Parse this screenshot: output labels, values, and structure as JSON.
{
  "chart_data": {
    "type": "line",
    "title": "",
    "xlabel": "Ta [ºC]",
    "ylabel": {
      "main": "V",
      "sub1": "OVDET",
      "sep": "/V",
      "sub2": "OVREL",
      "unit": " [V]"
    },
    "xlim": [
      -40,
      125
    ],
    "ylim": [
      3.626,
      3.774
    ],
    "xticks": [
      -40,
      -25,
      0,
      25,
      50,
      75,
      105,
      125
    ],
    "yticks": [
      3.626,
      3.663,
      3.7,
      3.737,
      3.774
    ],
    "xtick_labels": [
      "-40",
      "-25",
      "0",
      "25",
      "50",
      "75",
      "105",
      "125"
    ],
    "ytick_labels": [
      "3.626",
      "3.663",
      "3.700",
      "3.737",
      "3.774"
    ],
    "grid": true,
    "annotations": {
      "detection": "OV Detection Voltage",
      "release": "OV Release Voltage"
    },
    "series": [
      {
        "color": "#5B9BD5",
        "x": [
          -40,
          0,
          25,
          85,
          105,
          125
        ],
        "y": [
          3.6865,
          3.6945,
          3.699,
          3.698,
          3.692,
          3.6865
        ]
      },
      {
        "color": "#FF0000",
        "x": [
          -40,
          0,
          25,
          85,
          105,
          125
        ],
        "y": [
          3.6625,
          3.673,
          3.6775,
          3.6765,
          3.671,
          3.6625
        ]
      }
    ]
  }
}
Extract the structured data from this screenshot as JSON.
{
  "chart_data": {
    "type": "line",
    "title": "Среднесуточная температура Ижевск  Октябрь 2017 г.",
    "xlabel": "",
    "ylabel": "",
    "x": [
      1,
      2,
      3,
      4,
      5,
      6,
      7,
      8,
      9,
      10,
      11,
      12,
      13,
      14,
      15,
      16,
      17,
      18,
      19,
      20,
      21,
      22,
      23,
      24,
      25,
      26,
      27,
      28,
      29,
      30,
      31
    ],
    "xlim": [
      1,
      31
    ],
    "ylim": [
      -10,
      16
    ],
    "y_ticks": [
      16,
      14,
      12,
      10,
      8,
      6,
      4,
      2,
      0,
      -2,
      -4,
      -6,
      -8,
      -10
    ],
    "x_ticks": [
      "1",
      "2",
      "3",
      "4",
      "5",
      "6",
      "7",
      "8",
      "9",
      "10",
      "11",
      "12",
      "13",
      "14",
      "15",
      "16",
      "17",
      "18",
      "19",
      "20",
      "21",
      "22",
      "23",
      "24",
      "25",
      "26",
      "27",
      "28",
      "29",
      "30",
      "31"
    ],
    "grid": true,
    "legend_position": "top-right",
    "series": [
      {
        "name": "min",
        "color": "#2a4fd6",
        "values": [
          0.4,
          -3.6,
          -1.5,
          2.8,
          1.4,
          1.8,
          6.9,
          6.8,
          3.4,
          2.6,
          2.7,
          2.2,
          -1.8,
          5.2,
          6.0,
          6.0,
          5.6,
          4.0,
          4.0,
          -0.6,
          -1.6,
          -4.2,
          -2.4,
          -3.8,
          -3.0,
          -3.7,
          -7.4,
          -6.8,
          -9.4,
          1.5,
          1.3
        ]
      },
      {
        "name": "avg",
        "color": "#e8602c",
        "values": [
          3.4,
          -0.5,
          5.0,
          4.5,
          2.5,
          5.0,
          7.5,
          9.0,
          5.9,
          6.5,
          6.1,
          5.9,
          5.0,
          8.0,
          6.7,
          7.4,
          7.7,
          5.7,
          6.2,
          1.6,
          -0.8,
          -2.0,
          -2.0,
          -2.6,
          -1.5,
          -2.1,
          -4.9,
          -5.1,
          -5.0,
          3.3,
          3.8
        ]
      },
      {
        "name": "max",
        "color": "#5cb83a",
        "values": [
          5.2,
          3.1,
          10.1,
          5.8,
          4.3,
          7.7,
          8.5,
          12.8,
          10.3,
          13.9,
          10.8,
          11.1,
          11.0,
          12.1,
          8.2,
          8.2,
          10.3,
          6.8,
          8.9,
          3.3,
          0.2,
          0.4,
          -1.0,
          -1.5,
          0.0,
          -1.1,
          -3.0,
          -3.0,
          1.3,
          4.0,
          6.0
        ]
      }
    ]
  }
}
+-------+
### [WHAT YOU WILL DO]
Output the records verbatim, from the first line to the last.

### [COMPLETE OUTPUT]
Parse this screenshot: output labels, values, and structure as JSON.
{
  "chart_data": {
    "type": "line",
    "title": "",
    "xlabel": "Ta [ºC]",
    "ylabel": {
      "main": "V",
      "sub1": "OVDET",
      "sep": "/V",
      "sub2": "OVREL",
      "unit": " [V]"
    },
    "xlim": [
      -40,
      125
    ],
    "ylim": [
      3.626,
      3.774
    ],
    "xticks": [
      -40,
      -25,
      0,
      25,
      50,
      75,
      105,
      125
    ],
    "yticks": [
      3.626,
      3.663,
      3.7,
      3.737,
      3.774
    ],
    "xtick_labels": [
      "-40",
      "-25",
      "0",
      "25",
      "50",
      "75",
      "105",
      "125"
    ],
    "ytick_labels": [
      "3.626",
      "3.663",
      "3.700",
      "3.737",
      "3.774"
    ],
    "grid": true,
    "annotations": {
      "detection": "OV Detection Voltage",
      "release": "OV Release Voltage"
    },
    "series": [
      {
        "color": "#5B9BD5",
        "x": [
          -40,
          0,
          25,
          85,
          105,
          125
        ],
        "y": [
          3.6865,
          3.6945,
          3.699,
          3.698,
          3.692,
          3.6865
        ]
      },
      {
        "color": "#FF0000",
        "x": [
          -40,
          0,
          25,
          85,
          105,
          125
        ],
        "y": [
          3.6625,
          3.673,
          3.6775,
          3.6765,
          3.671,
          3.6625
        ]
      }
    ]
  }
}
Extract the structured data from this screenshot as JSON.
{
  "chart_data": {
    "type": "line",
    "title": "Среднесуточная температура Ижевск  Октябрь 2017 г.",
    "xlabel": "",
    "ylabel": "",
    "x": [
      1,
      2,
      3,
      4,
      5,
      6,
      7,
      8,
      9,
      10,
      11,
      12,
      13,
      14,
      15,
      16,
      17,
      18,
      19,
      20,
      21,
      22,
      23,
      24,
      25,
      26,
      27,
      28,
      29,
      30,
      31
    ],
    "xlim": [
      1,
      31
    ],
    "ylim": [
      -10,
      16
    ],
    "y_ticks": [
      16,
      14,
      12,
      10,
      8,
      6,
      4,
      2,
      0,
      -2,
      -4,
      -6,
      -8,
      -10
    ],
    "x_ticks": [
      "1",
      "2",
      "3",
      "4",
      "5",
      "6",
      "7",
      "8",
      "9",
      "10",
      "11",
      "12",
      "13",
      "14",
      "15",
      "16",
      "17",
      "18",
      "19",
      "20",
      "21",
      "22",
      "23",
      "24",
      "25",
      "26",
      "27",
      "28",
      "29",
      "30",
      "31"
    ],
    "grid": true,
    "legend_position": "top-right",
    "series": [
      {
        "name": "min",
        "color": "#2a4fd6",
        "values": [
          0.4,
          -3.6,
          -1.5,
          2.8,
          1.4,
          1.8,
          6.9,
          6.8,
          3.4,
          2.6,
          2.7,
          2.2,
          -1.8,
          5.2,
          6.0,
          6.0,
          5.6,
          4.0,
          4.0,
          -0.6,
          -1.6,
          -4.2,
          -2.4,
          -3.8,
          -3.0,
          -3.7,
          -7.4,
          -6.8,
          -9.4,
          1.5,
          1.3
        ]
      },
      {
        "name": "avg",
        "color": "#e8602c",
        "values": [
          3.4,
          -0.5,
          5.0,
          4.5,
          2.5,
          5.0,
          7.5,
          9.0,
          5.9,
          6.5,
          6.1,
          5.9,
          5.0,
          8.0,
          6.7,
          7.4,
          7.7,
          5.7,
          6.2,
          1.6,
          -0.8,
          -2.0,
          -2.0,
          -2.6,
          -1.5,
          -2.1,
          -4.9,
          -5.1,
          -5.0,
          3.3,
          3.8
        ]
      },
      {
        "name": "max",
        "color": "#5cb83a",
        "values": [
          5.2,
          3.1,
          10.1,
          5.8,
          4.3,
          7.7,
          8.5,
          12.8,
          10.3,
          13.9,
          10.8,
          11.1,
          11.0,
          12.1,
          8.2,
          8.2,
          10.3,
          6.8,
          8.9,
          3.3,
          0.2,
          0.4,
          -1.0,
          -1.5,
          0.0,
          -1.1,
          -3.0,
          -3.0,
          1.3,
          4.0,
          6.0
        ]
      }
    ]
  }
}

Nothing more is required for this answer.